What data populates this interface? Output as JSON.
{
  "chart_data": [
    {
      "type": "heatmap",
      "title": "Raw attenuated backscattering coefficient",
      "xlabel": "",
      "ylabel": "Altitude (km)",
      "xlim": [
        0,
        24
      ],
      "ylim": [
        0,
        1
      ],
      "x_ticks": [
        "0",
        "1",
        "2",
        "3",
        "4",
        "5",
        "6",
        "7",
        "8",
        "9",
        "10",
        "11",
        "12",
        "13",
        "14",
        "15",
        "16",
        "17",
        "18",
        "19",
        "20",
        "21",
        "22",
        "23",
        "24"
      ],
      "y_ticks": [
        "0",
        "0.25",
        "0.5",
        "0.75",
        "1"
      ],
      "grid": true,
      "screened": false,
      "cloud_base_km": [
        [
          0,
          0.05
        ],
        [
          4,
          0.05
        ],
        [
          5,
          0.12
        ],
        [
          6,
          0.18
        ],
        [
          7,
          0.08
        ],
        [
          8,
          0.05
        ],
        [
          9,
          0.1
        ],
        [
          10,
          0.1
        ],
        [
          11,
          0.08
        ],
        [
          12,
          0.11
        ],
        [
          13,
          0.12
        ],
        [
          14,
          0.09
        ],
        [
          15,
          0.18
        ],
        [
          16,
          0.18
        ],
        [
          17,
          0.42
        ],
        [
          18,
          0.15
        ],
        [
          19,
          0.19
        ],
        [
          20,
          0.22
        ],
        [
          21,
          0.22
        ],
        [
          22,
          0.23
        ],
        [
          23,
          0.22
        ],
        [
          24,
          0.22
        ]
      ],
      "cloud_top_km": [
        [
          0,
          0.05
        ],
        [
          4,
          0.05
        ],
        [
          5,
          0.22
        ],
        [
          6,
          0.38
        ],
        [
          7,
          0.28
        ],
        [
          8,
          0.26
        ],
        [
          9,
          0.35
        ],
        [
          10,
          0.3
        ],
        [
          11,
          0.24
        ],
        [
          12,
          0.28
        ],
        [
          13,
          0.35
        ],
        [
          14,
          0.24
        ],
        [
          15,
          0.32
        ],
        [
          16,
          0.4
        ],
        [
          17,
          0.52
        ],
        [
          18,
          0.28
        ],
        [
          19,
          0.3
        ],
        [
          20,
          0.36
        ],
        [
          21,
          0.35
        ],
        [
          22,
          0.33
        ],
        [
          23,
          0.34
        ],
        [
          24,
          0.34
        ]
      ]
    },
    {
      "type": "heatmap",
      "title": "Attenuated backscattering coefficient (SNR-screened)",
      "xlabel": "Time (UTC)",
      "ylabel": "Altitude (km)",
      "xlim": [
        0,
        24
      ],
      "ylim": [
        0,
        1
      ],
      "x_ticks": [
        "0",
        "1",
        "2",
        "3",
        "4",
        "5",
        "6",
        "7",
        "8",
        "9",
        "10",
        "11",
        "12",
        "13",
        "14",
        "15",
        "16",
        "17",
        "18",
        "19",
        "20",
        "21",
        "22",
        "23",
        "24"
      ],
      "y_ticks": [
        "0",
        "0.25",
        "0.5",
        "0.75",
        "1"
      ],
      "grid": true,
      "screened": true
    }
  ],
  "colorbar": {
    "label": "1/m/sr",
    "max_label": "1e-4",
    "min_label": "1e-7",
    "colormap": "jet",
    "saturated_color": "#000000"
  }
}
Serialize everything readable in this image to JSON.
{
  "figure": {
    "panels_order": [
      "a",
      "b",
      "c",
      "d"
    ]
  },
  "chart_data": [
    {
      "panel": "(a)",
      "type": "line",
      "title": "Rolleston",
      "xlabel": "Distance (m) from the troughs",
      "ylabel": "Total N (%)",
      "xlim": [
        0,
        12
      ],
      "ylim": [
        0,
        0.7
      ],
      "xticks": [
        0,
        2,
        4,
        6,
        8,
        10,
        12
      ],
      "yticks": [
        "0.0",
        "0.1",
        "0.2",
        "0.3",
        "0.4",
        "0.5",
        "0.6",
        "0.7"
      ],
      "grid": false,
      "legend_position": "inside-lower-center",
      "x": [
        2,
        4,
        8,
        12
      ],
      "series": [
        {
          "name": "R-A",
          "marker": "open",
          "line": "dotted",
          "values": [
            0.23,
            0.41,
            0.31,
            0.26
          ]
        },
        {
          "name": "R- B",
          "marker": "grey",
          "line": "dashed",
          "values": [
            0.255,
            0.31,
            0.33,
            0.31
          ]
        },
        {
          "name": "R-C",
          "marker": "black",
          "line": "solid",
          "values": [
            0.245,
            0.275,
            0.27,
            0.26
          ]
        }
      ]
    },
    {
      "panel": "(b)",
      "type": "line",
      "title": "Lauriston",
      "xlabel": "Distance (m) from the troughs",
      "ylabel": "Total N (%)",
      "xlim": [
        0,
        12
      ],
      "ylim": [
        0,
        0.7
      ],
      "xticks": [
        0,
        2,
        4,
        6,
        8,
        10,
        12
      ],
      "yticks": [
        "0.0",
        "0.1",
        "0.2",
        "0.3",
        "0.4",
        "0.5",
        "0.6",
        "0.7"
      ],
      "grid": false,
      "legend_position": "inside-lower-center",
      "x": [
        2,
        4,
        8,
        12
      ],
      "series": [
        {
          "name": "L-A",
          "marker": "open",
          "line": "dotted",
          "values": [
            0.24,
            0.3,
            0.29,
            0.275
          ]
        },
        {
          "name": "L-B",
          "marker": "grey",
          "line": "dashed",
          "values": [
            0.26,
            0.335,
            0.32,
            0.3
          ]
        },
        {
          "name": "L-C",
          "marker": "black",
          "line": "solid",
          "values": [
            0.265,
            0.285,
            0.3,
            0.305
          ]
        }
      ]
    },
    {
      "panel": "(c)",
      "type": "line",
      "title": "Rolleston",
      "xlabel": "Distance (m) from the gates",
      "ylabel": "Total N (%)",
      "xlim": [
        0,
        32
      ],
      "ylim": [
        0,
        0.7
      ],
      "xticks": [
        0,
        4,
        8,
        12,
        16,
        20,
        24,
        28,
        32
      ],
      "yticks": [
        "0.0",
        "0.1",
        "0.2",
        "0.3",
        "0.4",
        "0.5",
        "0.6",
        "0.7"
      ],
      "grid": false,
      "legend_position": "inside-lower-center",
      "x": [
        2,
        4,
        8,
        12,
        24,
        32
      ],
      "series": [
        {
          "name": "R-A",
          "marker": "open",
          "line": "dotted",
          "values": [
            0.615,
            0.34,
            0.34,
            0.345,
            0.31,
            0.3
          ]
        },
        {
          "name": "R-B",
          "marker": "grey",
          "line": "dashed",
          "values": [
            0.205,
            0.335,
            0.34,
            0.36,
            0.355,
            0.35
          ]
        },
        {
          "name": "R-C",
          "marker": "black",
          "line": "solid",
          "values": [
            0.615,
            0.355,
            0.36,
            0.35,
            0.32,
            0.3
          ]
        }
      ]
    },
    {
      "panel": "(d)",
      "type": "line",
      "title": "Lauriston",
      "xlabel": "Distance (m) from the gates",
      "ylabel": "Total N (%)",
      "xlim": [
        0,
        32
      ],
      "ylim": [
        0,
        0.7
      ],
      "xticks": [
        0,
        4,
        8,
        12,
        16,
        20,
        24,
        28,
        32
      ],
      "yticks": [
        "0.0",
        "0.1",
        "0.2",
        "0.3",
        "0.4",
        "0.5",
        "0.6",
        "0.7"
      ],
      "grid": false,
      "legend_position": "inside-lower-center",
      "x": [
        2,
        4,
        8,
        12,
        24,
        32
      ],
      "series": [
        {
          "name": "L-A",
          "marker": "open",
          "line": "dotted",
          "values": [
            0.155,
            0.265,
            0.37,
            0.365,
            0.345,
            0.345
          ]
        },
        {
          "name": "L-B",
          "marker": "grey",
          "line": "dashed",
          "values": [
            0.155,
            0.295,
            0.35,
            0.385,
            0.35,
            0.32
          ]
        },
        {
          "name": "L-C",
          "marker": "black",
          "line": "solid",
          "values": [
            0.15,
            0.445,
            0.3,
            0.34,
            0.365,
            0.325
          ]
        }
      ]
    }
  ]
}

———

◆ **What you have to do**
Copy out every line from the material above in which the word "screened" appears.

◆ **Correct result**
      "screened": false,
      "title": "Attenuated backscattering coefficient (SNR-screened)",
      "screened": true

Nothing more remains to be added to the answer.